**Recorded information**
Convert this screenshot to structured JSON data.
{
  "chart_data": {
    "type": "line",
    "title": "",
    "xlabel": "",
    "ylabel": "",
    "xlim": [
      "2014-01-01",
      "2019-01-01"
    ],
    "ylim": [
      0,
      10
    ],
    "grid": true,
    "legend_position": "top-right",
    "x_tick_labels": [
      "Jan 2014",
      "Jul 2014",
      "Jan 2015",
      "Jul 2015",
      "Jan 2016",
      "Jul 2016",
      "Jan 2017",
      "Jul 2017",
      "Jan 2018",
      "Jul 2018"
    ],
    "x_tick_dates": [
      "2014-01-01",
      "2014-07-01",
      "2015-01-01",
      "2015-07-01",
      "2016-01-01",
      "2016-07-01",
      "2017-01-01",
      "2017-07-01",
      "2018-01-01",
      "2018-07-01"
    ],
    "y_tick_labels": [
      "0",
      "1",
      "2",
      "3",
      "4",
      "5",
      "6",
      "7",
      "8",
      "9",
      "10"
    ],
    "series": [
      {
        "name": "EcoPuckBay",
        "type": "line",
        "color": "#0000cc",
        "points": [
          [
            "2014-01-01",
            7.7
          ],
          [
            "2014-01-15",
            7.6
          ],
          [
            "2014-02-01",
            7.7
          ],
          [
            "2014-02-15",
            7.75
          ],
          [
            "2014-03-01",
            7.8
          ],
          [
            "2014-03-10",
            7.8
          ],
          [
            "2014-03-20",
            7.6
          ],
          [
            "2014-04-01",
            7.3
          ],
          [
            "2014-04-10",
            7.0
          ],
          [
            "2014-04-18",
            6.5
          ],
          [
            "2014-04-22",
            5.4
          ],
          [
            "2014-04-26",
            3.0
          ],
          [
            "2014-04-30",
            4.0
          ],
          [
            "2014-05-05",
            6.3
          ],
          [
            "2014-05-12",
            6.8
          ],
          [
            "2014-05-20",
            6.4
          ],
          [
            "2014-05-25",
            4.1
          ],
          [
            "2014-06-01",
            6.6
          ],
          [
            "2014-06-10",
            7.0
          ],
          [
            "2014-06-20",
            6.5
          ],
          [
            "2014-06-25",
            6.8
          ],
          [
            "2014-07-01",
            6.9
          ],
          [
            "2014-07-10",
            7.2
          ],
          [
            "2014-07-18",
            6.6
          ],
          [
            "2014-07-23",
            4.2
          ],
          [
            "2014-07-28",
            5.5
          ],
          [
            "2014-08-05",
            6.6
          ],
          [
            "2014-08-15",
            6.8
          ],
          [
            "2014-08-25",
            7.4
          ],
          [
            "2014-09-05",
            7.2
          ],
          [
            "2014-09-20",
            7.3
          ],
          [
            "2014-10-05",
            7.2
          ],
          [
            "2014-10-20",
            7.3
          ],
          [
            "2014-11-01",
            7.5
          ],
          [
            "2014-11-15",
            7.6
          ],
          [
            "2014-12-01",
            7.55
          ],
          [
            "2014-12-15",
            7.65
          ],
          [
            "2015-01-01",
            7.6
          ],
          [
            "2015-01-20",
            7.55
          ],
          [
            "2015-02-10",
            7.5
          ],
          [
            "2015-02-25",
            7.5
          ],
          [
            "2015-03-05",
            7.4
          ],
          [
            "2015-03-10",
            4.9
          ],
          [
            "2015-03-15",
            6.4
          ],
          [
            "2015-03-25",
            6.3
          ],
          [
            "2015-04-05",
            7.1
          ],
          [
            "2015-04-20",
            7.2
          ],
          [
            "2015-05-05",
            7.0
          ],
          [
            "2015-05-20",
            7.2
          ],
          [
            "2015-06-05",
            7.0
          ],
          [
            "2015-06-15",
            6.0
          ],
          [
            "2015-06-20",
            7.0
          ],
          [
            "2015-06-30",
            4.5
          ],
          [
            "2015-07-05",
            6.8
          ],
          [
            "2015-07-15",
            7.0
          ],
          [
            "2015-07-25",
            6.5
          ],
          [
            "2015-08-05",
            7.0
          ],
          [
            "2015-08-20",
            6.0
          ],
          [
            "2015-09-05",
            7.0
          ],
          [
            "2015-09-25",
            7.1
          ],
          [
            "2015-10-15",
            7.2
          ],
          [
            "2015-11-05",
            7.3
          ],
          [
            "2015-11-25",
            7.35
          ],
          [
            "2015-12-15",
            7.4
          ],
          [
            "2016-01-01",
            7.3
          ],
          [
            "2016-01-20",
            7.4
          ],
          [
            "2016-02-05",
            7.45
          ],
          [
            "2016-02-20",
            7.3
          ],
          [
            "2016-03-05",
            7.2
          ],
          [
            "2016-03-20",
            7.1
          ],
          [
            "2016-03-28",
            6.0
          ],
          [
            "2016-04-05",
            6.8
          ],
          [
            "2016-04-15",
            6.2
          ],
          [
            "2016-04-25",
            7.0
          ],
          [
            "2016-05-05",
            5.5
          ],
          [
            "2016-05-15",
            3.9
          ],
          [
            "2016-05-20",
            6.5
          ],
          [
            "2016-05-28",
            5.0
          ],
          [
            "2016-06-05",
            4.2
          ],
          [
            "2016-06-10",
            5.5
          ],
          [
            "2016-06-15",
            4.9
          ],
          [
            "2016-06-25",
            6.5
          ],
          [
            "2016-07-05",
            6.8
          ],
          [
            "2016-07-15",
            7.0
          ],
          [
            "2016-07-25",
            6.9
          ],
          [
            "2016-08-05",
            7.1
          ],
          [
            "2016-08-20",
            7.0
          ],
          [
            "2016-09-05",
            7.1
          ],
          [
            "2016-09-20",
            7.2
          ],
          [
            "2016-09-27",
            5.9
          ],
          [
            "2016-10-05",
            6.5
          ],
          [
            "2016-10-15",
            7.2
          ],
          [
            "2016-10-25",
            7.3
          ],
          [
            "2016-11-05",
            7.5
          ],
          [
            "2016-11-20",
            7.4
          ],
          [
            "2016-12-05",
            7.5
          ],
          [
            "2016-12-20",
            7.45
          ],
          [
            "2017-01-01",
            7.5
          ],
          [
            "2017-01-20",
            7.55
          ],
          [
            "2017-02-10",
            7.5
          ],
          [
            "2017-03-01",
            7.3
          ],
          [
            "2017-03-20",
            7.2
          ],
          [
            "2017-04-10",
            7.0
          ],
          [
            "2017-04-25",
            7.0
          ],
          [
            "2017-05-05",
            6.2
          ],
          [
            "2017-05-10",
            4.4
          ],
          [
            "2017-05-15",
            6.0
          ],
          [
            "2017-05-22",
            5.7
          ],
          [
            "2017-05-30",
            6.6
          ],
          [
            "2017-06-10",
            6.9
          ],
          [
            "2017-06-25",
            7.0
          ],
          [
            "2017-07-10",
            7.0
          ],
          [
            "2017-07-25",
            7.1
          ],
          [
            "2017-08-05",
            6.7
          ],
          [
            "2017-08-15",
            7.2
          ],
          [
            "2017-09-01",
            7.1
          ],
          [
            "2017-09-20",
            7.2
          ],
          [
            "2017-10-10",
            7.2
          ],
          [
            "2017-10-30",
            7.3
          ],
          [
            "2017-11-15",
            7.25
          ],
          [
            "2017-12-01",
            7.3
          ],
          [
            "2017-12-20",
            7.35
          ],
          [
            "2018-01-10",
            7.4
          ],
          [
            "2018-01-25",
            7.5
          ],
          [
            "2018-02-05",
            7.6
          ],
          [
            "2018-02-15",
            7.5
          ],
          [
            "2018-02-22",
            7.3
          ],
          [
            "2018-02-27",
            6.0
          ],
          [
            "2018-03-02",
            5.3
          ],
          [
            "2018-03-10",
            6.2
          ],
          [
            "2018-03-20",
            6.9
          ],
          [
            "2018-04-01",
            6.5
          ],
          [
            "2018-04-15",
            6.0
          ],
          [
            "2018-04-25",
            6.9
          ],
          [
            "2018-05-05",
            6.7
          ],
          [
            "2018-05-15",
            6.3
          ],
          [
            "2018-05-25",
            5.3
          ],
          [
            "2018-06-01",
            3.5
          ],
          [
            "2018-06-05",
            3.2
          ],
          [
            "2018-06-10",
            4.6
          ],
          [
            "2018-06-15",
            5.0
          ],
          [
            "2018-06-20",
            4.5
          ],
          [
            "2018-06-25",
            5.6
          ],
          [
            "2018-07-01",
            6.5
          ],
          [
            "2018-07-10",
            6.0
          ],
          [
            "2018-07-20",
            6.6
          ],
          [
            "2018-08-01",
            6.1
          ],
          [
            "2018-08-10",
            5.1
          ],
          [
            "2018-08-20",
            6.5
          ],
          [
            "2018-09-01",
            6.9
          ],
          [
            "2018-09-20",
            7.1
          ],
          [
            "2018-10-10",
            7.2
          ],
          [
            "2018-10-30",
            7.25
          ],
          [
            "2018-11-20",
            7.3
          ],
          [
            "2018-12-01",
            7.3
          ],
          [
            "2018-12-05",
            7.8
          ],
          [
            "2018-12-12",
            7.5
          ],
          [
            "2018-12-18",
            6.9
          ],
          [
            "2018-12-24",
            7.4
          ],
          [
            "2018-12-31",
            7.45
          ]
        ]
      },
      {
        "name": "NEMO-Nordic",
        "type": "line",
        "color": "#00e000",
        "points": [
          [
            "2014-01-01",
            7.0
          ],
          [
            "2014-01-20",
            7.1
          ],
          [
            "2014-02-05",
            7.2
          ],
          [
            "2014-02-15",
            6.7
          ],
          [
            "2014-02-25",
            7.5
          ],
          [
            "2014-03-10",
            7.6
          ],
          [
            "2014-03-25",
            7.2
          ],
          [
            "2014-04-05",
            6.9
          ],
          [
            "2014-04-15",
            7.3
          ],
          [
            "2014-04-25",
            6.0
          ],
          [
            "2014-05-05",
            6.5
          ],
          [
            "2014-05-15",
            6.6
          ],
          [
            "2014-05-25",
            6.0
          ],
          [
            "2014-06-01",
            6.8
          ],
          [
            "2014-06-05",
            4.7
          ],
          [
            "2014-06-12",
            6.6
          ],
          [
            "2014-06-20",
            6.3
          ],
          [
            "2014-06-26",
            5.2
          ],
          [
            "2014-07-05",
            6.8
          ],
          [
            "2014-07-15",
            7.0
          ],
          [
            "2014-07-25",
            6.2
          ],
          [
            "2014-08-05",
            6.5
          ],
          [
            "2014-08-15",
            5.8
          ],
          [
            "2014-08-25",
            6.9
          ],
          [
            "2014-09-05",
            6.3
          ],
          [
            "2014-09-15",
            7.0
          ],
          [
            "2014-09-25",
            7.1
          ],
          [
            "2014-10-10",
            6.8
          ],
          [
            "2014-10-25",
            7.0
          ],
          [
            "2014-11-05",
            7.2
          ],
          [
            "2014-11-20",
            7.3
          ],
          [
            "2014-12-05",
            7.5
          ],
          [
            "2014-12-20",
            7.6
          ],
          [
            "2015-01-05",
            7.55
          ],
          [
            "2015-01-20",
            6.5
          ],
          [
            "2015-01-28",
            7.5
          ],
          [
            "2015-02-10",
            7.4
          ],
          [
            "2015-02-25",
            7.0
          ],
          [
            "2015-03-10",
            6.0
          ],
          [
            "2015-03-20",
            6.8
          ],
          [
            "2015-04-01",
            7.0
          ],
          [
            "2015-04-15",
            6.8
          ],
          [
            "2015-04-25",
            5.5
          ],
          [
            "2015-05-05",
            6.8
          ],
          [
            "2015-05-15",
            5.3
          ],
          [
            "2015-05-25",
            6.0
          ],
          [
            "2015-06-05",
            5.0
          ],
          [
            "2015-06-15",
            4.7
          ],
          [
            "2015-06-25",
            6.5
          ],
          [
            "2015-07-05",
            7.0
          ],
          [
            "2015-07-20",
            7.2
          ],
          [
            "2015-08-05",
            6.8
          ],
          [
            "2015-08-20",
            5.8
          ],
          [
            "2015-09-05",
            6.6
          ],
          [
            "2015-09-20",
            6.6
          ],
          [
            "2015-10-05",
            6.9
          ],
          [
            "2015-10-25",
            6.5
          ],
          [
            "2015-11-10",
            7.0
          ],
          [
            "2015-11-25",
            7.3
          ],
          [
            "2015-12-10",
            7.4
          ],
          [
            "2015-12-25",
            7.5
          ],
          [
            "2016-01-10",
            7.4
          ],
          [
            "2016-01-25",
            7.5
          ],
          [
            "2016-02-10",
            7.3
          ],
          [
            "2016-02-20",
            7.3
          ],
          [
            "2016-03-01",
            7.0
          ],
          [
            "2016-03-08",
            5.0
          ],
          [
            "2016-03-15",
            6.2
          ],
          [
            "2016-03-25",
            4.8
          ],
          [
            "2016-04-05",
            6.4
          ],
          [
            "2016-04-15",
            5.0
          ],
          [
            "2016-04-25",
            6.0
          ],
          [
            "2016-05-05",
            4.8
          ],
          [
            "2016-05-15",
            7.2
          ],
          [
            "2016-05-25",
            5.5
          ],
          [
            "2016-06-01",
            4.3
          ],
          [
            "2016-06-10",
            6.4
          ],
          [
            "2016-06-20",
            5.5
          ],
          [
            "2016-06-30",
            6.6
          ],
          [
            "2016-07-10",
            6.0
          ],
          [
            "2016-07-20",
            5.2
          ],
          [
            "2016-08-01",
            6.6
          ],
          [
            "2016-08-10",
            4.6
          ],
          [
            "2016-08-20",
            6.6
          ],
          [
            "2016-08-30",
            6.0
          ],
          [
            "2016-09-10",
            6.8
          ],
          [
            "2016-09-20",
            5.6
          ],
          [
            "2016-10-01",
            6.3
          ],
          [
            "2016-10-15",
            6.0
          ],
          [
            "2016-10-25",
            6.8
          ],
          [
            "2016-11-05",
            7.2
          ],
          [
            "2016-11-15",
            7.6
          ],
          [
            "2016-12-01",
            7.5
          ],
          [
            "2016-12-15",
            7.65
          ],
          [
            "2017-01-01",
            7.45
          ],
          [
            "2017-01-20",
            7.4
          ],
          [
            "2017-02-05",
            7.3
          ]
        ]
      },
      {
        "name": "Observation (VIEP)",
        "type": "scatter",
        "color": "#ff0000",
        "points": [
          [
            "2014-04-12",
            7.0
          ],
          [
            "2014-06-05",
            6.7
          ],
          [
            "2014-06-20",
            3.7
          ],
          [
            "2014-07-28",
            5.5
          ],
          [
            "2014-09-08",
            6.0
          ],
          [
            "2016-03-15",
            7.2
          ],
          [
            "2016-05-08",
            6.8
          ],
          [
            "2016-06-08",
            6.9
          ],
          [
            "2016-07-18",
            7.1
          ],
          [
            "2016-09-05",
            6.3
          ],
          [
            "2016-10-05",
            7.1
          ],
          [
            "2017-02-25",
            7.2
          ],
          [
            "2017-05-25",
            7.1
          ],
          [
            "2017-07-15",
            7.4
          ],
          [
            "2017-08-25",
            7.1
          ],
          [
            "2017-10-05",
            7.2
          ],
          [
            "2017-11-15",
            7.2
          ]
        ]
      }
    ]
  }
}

**What to produce**
Show all lines in the entries above where the word "name" appears.

**Task response**
        "name": "EcoPuckBay",
        "name": "NEMO-Nordic",
        "name": "Observation (VIEP)",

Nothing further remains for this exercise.